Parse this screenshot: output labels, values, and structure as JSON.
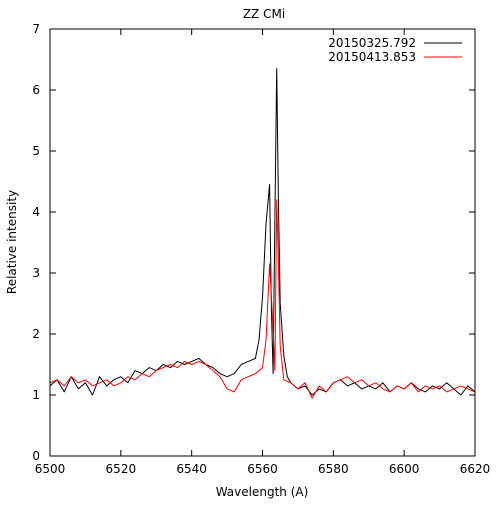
{
  "chart_data": {
    "type": "line",
    "title": "ZZ CMi",
    "xlabel": "Wavelength (A)",
    "ylabel": "Relative intensity",
    "xlim": [
      6500,
      6620
    ],
    "ylim": [
      0,
      7
    ],
    "xticks": [
      "6500",
      "6520",
      "6540",
      "6560",
      "6580",
      "6600",
      "6620"
    ],
    "yticks": [
      "0",
      "1",
      "2",
      "3",
      "4",
      "5",
      "6",
      "7"
    ],
    "grid": false,
    "legend_position": "top-right",
    "series": [
      {
        "name": "20150325.792",
        "color": "#000000",
        "x": [
          6500,
          6502,
          6504,
          6506,
          6508,
          6510,
          6512,
          6514,
          6516,
          6518,
          6520,
          6522,
          6524,
          6526,
          6528,
          6530,
          6532,
          6534,
          6536,
          6538,
          6540,
          6542,
          6544,
          6546,
          6548,
          6550,
          6552,
          6554,
          6556,
          6558,
          6559,
          6560,
          6561,
          6562,
          6562.5,
          6563,
          6563.5,
          6564,
          6564.5,
          6565,
          6566,
          6567,
          6568,
          6570,
          6572,
          6574,
          6576,
          6578,
          6580,
          6582,
          6584,
          6586,
          6588,
          6590,
          6592,
          6594,
          6596,
          6598,
          6600,
          6602,
          6604,
          6606,
          6608,
          6610,
          6612,
          6614,
          6616,
          6618,
          6620
        ],
        "y": [
          1.15,
          1.25,
          1.05,
          1.3,
          1.1,
          1.2,
          1.0,
          1.3,
          1.15,
          1.25,
          1.3,
          1.2,
          1.4,
          1.35,
          1.45,
          1.4,
          1.5,
          1.45,
          1.55,
          1.5,
          1.55,
          1.6,
          1.5,
          1.45,
          1.35,
          1.3,
          1.35,
          1.5,
          1.55,
          1.6,
          1.9,
          2.6,
          3.8,
          4.45,
          2.4,
          1.35,
          3.9,
          6.35,
          4.2,
          2.5,
          1.65,
          1.3,
          1.2,
          1.1,
          1.15,
          1.0,
          1.1,
          1.05,
          1.2,
          1.25,
          1.15,
          1.2,
          1.1,
          1.15,
          1.1,
          1.2,
          1.05,
          1.15,
          1.1,
          1.2,
          1.1,
          1.05,
          1.15,
          1.1,
          1.2,
          1.1,
          1.0,
          1.15,
          1.05
        ]
      },
      {
        "name": "20150413.853",
        "color": "#ff0000",
        "x": [
          6500,
          6502,
          6504,
          6506,
          6508,
          6510,
          6512,
          6514,
          6516,
          6518,
          6520,
          6522,
          6524,
          6526,
          6528,
          6530,
          6532,
          6534,
          6536,
          6538,
          6540,
          6542,
          6544,
          6546,
          6548,
          6550,
          6552,
          6554,
          6556,
          6558,
          6560,
          6561,
          6562,
          6563,
          6563.5,
          6564,
          6564.5,
          6565,
          6566,
          6568,
          6570,
          6572,
          6574,
          6576,
          6578,
          6580,
          6582,
          6584,
          6586,
          6588,
          6590,
          6592,
          6594,
          6596,
          6598,
          6600,
          6602,
          6604,
          6606,
          6608,
          6610,
          6612,
          6614,
          6616,
          6618,
          6620
        ],
        "y": [
          1.2,
          1.25,
          1.15,
          1.3,
          1.2,
          1.25,
          1.15,
          1.2,
          1.25,
          1.15,
          1.2,
          1.3,
          1.25,
          1.35,
          1.3,
          1.4,
          1.45,
          1.5,
          1.45,
          1.55,
          1.5,
          1.55,
          1.5,
          1.4,
          1.3,
          1.1,
          1.05,
          1.25,
          1.3,
          1.35,
          1.45,
          1.9,
          3.15,
          2.1,
          1.4,
          4.2,
          3.2,
          1.8,
          1.25,
          1.2,
          1.1,
          1.2,
          0.95,
          1.15,
          1.05,
          1.2,
          1.25,
          1.3,
          1.2,
          1.25,
          1.15,
          1.2,
          1.1,
          1.05,
          1.15,
          1.1,
          1.2,
          1.05,
          1.15,
          1.1,
          1.15,
          1.05,
          1.1,
          1.15,
          1.1,
          1.05
        ]
      }
    ]
  }
}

════════════════════

Go through the records and show every line with the string "name" in it.

        "name": "20150325.792",
        "name": "20150413.853",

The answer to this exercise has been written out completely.